Reading passage |
============================================================

Efficiency in nature’s biomolecular processes, such as photosynthesis, is not wholly explained by conventional theory. The EU-funded PAPETS project explored quantum effects to better understand these processes, recently leading to further insights into the possibilities for quantum computation.
Until relatively recently it was thought that the strange behavior of entities reported from quantum physics, was manifested chiefly at the submicroscopic level. However, over the last few years, questions have been asked about the role of quantum behavior in more everyday, macroscopic biological processes. The EU-funded PAPETS project previous work on such biological phenomenon, principally in photosynthesis and olfaction, has fed into these recent findings.
Two quantum effects might explain biological processes which have somewhat puzzled researchers, namely: the ability to exist in several locations at the same time (superposition), along with being able to instantaneously disappear, and then reappear in an entirely different place.
The quantum maze
Researchers drawing on work conducted as part of the PAPETS project, explain in the journal ‘Physical Review Letters’ how they recently managed to exploit temporality for quantum computation tasks performed on dynamic random networks. In order to test the limitations of quantum computation, the team studied a spatial search algorithm using quantum information, to find a marked node on a random temporal network.
The authors point out that it had already been demonstrated that quantum computation would offer a speed advantage in search tasks within networks above a certain threshold of nodal connectivity. However, they also found that below this threshold of connections, the quantum advantage no longer held.
In the study the researchers continually randomised the actual arrangement of the network, with the number of connections also changing, while keeping the number of nodes constant. They found that whatever the degree of connectivity, the quantum search algorithm always found, what they refer to as, ‘a frequency’ for generating new network arrangements, to find the marked node. Interestingly, the team discovered that even when they imposed a bias resulting in a very low connectivity of nodes, with many nodes isolated from the rest of the network, the algorithm created new networks arrangements at a faster rate to compensate.

============================================================

Tasks and exercises |
A – Answer these questions using the PAPETS passage:
(i) Which two biological processes did the earlier PAPETS work mainly concern?
(ii) In which journal did the researchers describe their quantum computation work?
(iii) While randomizing the network's arrangement, what did the researchers keep constant?
B – Continue the PAPETS passage, starting after its final sentence.
The rows that come next are separate material with no connection to the PAPETS passage.

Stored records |
============================================================

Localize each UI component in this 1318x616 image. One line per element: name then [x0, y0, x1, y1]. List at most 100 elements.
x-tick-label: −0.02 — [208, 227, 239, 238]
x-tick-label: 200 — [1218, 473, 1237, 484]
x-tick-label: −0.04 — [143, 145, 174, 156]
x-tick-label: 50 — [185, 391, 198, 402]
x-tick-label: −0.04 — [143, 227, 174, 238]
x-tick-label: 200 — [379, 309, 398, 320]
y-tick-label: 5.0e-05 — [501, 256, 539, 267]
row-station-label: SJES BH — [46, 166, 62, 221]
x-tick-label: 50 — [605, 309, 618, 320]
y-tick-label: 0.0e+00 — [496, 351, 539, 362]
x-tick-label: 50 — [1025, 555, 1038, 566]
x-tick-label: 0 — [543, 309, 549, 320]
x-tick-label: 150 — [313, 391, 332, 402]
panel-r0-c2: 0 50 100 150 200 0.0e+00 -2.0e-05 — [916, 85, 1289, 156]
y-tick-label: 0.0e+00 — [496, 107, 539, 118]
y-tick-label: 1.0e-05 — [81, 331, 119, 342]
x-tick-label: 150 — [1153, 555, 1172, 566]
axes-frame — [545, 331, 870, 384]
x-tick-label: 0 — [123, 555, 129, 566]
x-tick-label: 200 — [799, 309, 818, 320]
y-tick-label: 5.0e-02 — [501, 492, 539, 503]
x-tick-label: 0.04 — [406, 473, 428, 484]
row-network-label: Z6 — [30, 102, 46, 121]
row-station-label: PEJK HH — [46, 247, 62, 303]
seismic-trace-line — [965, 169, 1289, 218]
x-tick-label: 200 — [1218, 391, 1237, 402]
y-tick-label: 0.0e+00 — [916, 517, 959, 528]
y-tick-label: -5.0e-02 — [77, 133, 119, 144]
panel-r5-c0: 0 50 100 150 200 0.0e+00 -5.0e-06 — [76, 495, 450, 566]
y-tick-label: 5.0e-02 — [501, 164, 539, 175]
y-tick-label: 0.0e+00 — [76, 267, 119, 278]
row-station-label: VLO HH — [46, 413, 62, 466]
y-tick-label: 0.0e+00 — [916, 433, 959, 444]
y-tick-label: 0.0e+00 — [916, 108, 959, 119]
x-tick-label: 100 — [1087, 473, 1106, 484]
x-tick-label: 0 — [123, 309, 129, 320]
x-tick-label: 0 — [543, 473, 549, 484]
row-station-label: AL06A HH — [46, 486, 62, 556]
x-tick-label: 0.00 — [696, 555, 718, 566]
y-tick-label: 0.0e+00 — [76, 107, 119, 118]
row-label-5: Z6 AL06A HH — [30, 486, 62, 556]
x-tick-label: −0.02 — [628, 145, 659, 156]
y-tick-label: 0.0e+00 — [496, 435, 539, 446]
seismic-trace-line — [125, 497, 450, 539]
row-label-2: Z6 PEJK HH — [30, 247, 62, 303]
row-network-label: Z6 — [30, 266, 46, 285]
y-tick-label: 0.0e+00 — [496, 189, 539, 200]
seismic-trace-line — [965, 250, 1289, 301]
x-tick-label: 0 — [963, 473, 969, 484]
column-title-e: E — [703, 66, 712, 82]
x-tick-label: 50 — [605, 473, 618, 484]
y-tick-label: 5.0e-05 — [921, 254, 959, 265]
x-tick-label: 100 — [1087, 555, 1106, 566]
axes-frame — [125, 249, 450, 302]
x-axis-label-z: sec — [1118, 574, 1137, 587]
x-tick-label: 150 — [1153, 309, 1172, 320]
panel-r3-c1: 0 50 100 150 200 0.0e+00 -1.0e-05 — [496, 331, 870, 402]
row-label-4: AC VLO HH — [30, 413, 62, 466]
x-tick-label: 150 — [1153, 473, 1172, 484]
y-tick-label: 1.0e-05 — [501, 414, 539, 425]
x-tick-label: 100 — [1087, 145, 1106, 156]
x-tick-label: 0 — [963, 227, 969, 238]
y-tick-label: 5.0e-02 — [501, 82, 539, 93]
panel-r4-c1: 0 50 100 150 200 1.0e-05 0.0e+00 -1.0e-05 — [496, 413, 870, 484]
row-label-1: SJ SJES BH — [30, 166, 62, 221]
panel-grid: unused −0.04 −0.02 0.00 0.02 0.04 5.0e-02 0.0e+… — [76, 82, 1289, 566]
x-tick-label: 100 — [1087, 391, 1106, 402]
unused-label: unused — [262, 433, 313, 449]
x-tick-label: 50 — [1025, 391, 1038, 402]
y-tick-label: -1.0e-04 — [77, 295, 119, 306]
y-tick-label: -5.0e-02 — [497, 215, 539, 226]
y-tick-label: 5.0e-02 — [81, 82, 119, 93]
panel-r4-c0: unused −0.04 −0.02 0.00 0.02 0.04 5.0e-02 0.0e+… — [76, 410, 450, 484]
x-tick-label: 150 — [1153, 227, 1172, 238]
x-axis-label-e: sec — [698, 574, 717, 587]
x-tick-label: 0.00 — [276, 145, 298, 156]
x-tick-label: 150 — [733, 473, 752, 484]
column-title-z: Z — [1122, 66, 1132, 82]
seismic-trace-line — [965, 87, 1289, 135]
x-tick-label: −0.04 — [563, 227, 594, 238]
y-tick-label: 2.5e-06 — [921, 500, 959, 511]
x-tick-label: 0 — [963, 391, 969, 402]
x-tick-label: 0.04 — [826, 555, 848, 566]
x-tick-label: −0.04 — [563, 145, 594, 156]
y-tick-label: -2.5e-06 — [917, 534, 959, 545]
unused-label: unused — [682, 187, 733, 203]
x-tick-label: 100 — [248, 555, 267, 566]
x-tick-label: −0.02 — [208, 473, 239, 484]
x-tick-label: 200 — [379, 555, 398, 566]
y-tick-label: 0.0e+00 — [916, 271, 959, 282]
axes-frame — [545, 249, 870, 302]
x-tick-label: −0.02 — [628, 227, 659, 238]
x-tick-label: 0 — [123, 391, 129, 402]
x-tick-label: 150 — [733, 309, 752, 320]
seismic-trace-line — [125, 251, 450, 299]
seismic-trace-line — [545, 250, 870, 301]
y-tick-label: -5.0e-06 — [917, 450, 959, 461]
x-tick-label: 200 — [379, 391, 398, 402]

============================================================

Task results |
A –
(i) Photosynthesis and olfaction.
(ii) 'Physical Review Letters'.
(iii) The number of nodes.

B –
The researchers’ results were counter to the expectation that when trying to find a marked node in a network, whether it be social, natural or technological, the quantum search algorithm would struggle with the ever-changing nature of the network (losing and gaining links over time). In fact, they demonstrate that this temporal feature can be used as a control for the computation’s performance. While the team anticipate their work will benefit quantum information technologies, for communication and computation, it also contributes to the understanding of biological processes.
When quantum effects meet biology
The PAPETS (Phonon-Assisted Processes for Energy Transfer and Sensing) project is now over. It was set up to explore how electronic and vibrational dynamics, specifically phonon-assisted mechanisms, plays a key role in the structure and function of biomolecular systems. The project examined the role that quantum effects might play in making plant photosynthesis as efficient as it is, by allowing the energy carrying excitons to explore different paths in the leaf simultaneously, finding the most efficient route to the target fuel molecules. The results are contributing to efforts to design better solar cells.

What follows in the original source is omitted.